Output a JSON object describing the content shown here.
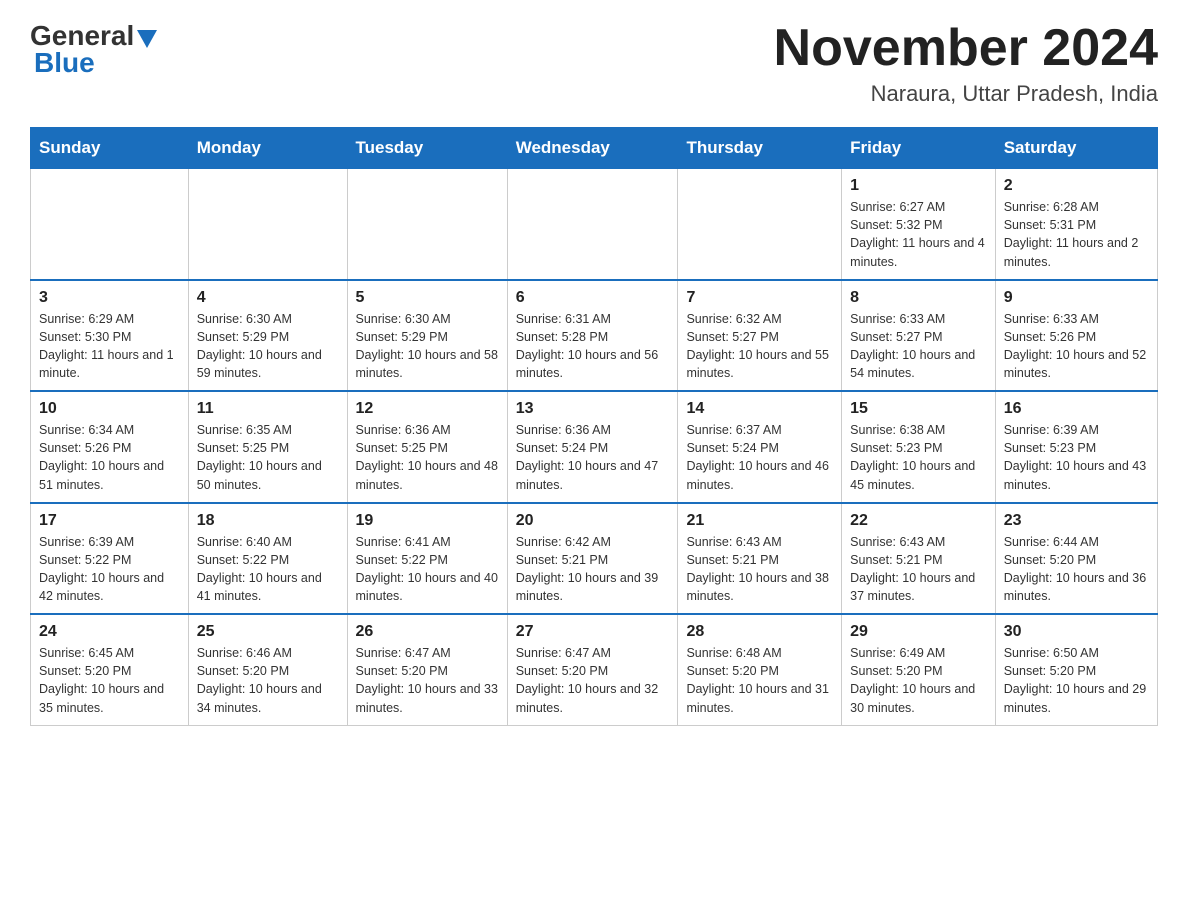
{
  "header": {
    "logo_general": "General",
    "logo_blue": "Blue",
    "month_title": "November 2024",
    "location": "Naraura, Uttar Pradesh, India"
  },
  "days_of_week": [
    "Sunday",
    "Monday",
    "Tuesday",
    "Wednesday",
    "Thursday",
    "Friday",
    "Saturday"
  ],
  "weeks": [
    [
      {
        "day": "",
        "info": ""
      },
      {
        "day": "",
        "info": ""
      },
      {
        "day": "",
        "info": ""
      },
      {
        "day": "",
        "info": ""
      },
      {
        "day": "",
        "info": ""
      },
      {
        "day": "1",
        "info": "Sunrise: 6:27 AM\nSunset: 5:32 PM\nDaylight: 11 hours and 4 minutes."
      },
      {
        "day": "2",
        "info": "Sunrise: 6:28 AM\nSunset: 5:31 PM\nDaylight: 11 hours and 2 minutes."
      }
    ],
    [
      {
        "day": "3",
        "info": "Sunrise: 6:29 AM\nSunset: 5:30 PM\nDaylight: 11 hours and 1 minute."
      },
      {
        "day": "4",
        "info": "Sunrise: 6:30 AM\nSunset: 5:29 PM\nDaylight: 10 hours and 59 minutes."
      },
      {
        "day": "5",
        "info": "Sunrise: 6:30 AM\nSunset: 5:29 PM\nDaylight: 10 hours and 58 minutes."
      },
      {
        "day": "6",
        "info": "Sunrise: 6:31 AM\nSunset: 5:28 PM\nDaylight: 10 hours and 56 minutes."
      },
      {
        "day": "7",
        "info": "Sunrise: 6:32 AM\nSunset: 5:27 PM\nDaylight: 10 hours and 55 minutes."
      },
      {
        "day": "8",
        "info": "Sunrise: 6:33 AM\nSunset: 5:27 PM\nDaylight: 10 hours and 54 minutes."
      },
      {
        "day": "9",
        "info": "Sunrise: 6:33 AM\nSunset: 5:26 PM\nDaylight: 10 hours and 52 minutes."
      }
    ],
    [
      {
        "day": "10",
        "info": "Sunrise: 6:34 AM\nSunset: 5:26 PM\nDaylight: 10 hours and 51 minutes."
      },
      {
        "day": "11",
        "info": "Sunrise: 6:35 AM\nSunset: 5:25 PM\nDaylight: 10 hours and 50 minutes."
      },
      {
        "day": "12",
        "info": "Sunrise: 6:36 AM\nSunset: 5:25 PM\nDaylight: 10 hours and 48 minutes."
      },
      {
        "day": "13",
        "info": "Sunrise: 6:36 AM\nSunset: 5:24 PM\nDaylight: 10 hours and 47 minutes."
      },
      {
        "day": "14",
        "info": "Sunrise: 6:37 AM\nSunset: 5:24 PM\nDaylight: 10 hours and 46 minutes."
      },
      {
        "day": "15",
        "info": "Sunrise: 6:38 AM\nSunset: 5:23 PM\nDaylight: 10 hours and 45 minutes."
      },
      {
        "day": "16",
        "info": "Sunrise: 6:39 AM\nSunset: 5:23 PM\nDaylight: 10 hours and 43 minutes."
      }
    ],
    [
      {
        "day": "17",
        "info": "Sunrise: 6:39 AM\nSunset: 5:22 PM\nDaylight: 10 hours and 42 minutes."
      },
      {
        "day": "18",
        "info": "Sunrise: 6:40 AM\nSunset: 5:22 PM\nDaylight: 10 hours and 41 minutes."
      },
      {
        "day": "19",
        "info": "Sunrise: 6:41 AM\nSunset: 5:22 PM\nDaylight: 10 hours and 40 minutes."
      },
      {
        "day": "20",
        "info": "Sunrise: 6:42 AM\nSunset: 5:21 PM\nDaylight: 10 hours and 39 minutes."
      },
      {
        "day": "21",
        "info": "Sunrise: 6:43 AM\nSunset: 5:21 PM\nDaylight: 10 hours and 38 minutes."
      },
      {
        "day": "22",
        "info": "Sunrise: 6:43 AM\nSunset: 5:21 PM\nDaylight: 10 hours and 37 minutes."
      },
      {
        "day": "23",
        "info": "Sunrise: 6:44 AM\nSunset: 5:20 PM\nDaylight: 10 hours and 36 minutes."
      }
    ],
    [
      {
        "day": "24",
        "info": "Sunrise: 6:45 AM\nSunset: 5:20 PM\nDaylight: 10 hours and 35 minutes."
      },
      {
        "day": "25",
        "info": "Sunrise: 6:46 AM\nSunset: 5:20 PM\nDaylight: 10 hours and 34 minutes."
      },
      {
        "day": "26",
        "info": "Sunrise: 6:47 AM\nSunset: 5:20 PM\nDaylight: 10 hours and 33 minutes."
      },
      {
        "day": "27",
        "info": "Sunrise: 6:47 AM\nSunset: 5:20 PM\nDaylight: 10 hours and 32 minutes."
      },
      {
        "day": "28",
        "info": "Sunrise: 6:48 AM\nSunset: 5:20 PM\nDaylight: 10 hours and 31 minutes."
      },
      {
        "day": "29",
        "info": "Sunrise: 6:49 AM\nSunset: 5:20 PM\nDaylight: 10 hours and 30 minutes."
      },
      {
        "day": "30",
        "info": "Sunrise: 6:50 AM\nSunset: 5:20 PM\nDaylight: 10 hours and 29 minutes."
      }
    ]
  ]
}
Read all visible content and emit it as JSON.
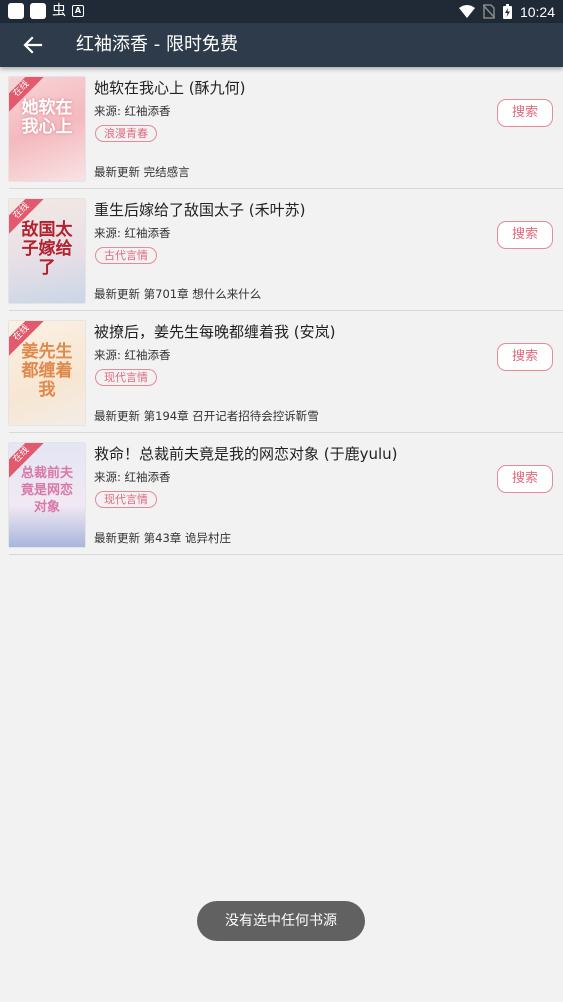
{
  "status_bar": {
    "time": "10:24",
    "left_glyph": "虫",
    "left_letter": "A",
    "icons": [
      "notification-square-icon",
      "notification-square-icon",
      "bug-icon",
      "a-box-icon",
      "wifi-icon",
      "no-sim-icon",
      "battery-icon"
    ]
  },
  "app_bar": {
    "title": "红袖添香 - 限时免费",
    "back_icon": "arrow-left-icon"
  },
  "colors": {
    "app_bar": "#2e3b4a",
    "status_bar": "#1f2a36",
    "accent": "#e06a7f",
    "background": "#f2f2f2"
  },
  "books": [
    {
      "title": "她软在我心上 (酥九何)",
      "source": "来源: 红袖添香",
      "tag": "浪漫青春",
      "latest": "最新更新 完结感言",
      "search_label": "搜索",
      "cover_ribbon": "在线",
      "cover_text": "她软在我心上"
    },
    {
      "title": "重生后嫁给了敌国太子 (禾叶苏)",
      "source": "来源: 红袖添香",
      "tag": "古代言情",
      "latest": "最新更新 第701章 想什么来什么",
      "search_label": "搜索",
      "cover_ribbon": "在线",
      "cover_text": "敌国太子嫁给了"
    },
    {
      "title": "被撩后，姜先生每晚都缠着我 (安岚)",
      "source": "来源: 红袖添香",
      "tag": "现代言情",
      "latest": "最新更新 第194章 召开记者招待会控诉靳雪",
      "search_label": "搜索",
      "cover_ribbon": "在线",
      "cover_text": "姜先生都缠着我"
    },
    {
      "title": "救命！总裁前夫竟是我的网恋对象 (于鹿yulu)",
      "source": "来源: 红袖添香",
      "tag": "现代言情",
      "latest": "最新更新 第43章 诡异村庄",
      "search_label": "搜索",
      "cover_ribbon": "在线",
      "cover_text": "总裁前夫竟是网恋对象"
    }
  ],
  "toast": "没有选中任何书源"
}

### Exercise requirements
Scan the material line by line and report each one that contains "JSON".

### Result
Output a JSON object describing the content shown here.
Read all visible content and emit it as JSON.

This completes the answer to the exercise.